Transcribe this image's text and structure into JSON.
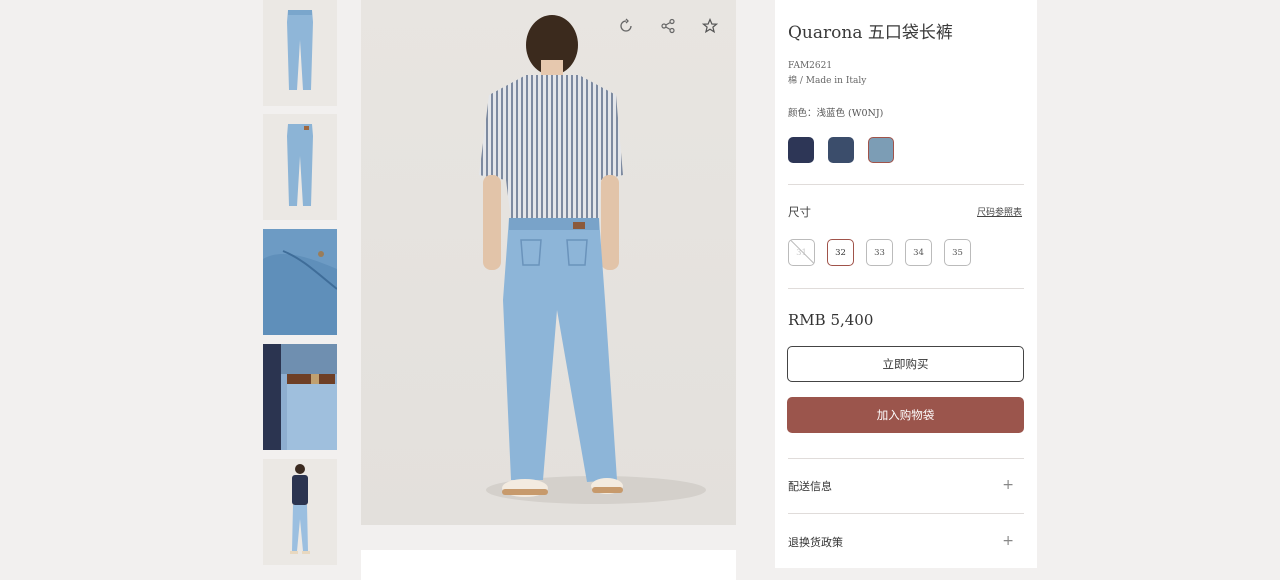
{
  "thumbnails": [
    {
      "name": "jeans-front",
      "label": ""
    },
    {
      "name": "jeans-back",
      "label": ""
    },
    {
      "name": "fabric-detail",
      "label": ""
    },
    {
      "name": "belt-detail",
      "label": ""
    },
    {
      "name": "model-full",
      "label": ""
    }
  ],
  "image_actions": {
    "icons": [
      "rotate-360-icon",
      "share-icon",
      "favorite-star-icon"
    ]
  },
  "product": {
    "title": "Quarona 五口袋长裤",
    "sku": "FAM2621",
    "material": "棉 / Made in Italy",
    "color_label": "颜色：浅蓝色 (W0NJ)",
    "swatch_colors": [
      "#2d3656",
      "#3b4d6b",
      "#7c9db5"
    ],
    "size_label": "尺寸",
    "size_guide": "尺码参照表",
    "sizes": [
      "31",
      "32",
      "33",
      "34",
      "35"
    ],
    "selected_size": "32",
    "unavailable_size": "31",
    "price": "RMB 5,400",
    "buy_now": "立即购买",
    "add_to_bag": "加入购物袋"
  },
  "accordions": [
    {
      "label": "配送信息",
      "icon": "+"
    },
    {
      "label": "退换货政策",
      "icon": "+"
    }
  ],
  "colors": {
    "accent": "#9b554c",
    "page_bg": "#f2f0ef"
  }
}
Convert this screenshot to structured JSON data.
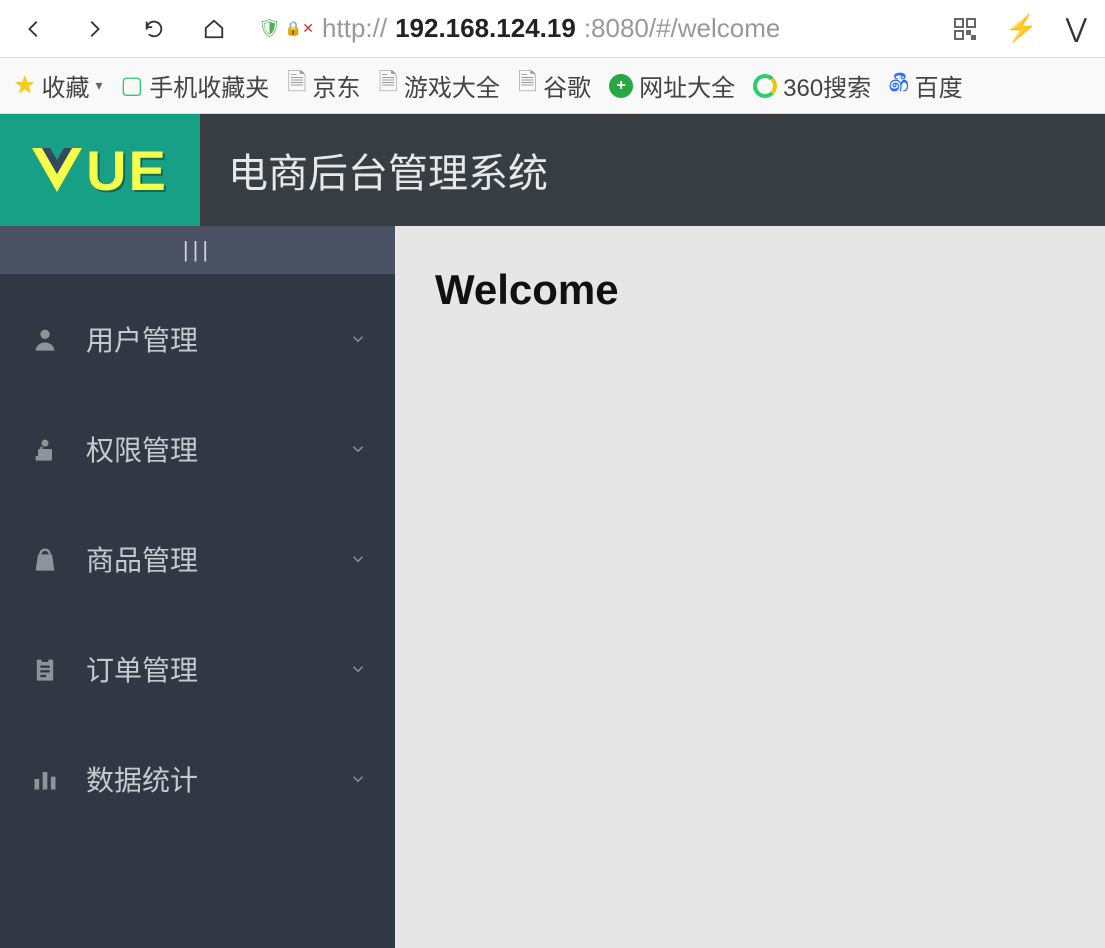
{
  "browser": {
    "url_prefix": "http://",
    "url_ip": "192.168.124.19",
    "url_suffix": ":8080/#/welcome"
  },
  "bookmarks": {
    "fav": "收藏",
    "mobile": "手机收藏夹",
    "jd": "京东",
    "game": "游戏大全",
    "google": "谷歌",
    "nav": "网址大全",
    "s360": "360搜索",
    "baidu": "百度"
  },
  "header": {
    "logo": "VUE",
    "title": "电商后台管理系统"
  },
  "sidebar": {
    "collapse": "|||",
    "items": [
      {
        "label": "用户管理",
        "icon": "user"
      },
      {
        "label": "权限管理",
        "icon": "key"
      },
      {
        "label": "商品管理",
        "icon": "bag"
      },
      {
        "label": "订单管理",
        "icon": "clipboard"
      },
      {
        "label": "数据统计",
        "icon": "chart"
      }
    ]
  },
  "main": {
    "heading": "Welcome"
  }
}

◇ ◇ ◇ ◇

**STATED EXERCISE:** Repeat the material above verbatim. Leave the pictures behind.

**ANSWER TO THIS PROBLEM:**
Transcribe this image's text and structure into JSON.
{
  "thumbnails": [
    {
      "name": "jeans-front",
      "label": ""
    },
    {
      "name": "jeans-back",
      "label": ""
    },
    {
      "name": "fabric-detail",
      "label": ""
    },
    {
      "name": "belt-detail",
      "label": ""
    },
    {
      "name": "model-full",
      "label": ""
    }
  ],
  "image_actions": {
    "icons": [
      "rotate-360-icon",
      "share-icon",
      "favorite-star-icon"
    ]
  },
  "product": {
    "title": "Quarona 五口袋长裤",
    "sku": "FAM2621",
    "material": "棉 / Made in Italy",
    "color_label": "颜色：浅蓝色 (W0NJ)",
    "swatch_colors": [
      "#2d3656",
      "#3b4d6b",
      "#7c9db5"
    ],
    "size_label": "尺寸",
    "size_guide": "尺码参照表",
    "sizes": [
      "31",
      "32",
      "33",
      "34",
      "35"
    ],
    "selected_size": "32",
    "unavailable_size": "31",
    "price": "RMB 5,400",
    "buy_now": "立即购买",
    "add_to_bag": "加入购物袋"
  },
  "accordions": [
    {
      "label": "配送信息",
      "icon": "+"
    },
    {
      "label": "退换货政策",
      "icon": "+"
    }
  ],
  "colors": {
    "accent": "#9b554c",
    "page_bg": "#f2f0ef"
  }
}
Convert this screenshot to structured JSON data.
{
  "browser": {
    "url_prefix": "http://",
    "url_ip": "192.168.124.19",
    "url_suffix": ":8080/#/welcome"
  },
  "bookmarks": {
    "fav": "收藏",
    "mobile": "手机收藏夹",
    "jd": "京东",
    "game": "游戏大全",
    "google": "谷歌",
    "nav": "网址大全",
    "s360": "360搜索",
    "baidu": "百度"
  },
  "header": {
    "logo": "VUE",
    "title": "电商后台管理系统"
  },
  "sidebar": {
    "collapse": "|||",
    "items": [
      {
        "label": "用户管理",
        "icon": "user"
      },
      {
        "label": "权限管理",
        "icon": "key"
      },
      {
        "label": "商品管理",
        "icon": "bag"
      },
      {
        "label": "订单管理",
        "icon": "clipboard"
      },
      {
        "label": "数据统计",
        "icon": "chart"
      }
    ]
  },
  "main": {
    "heading": "Welcome"
  }
}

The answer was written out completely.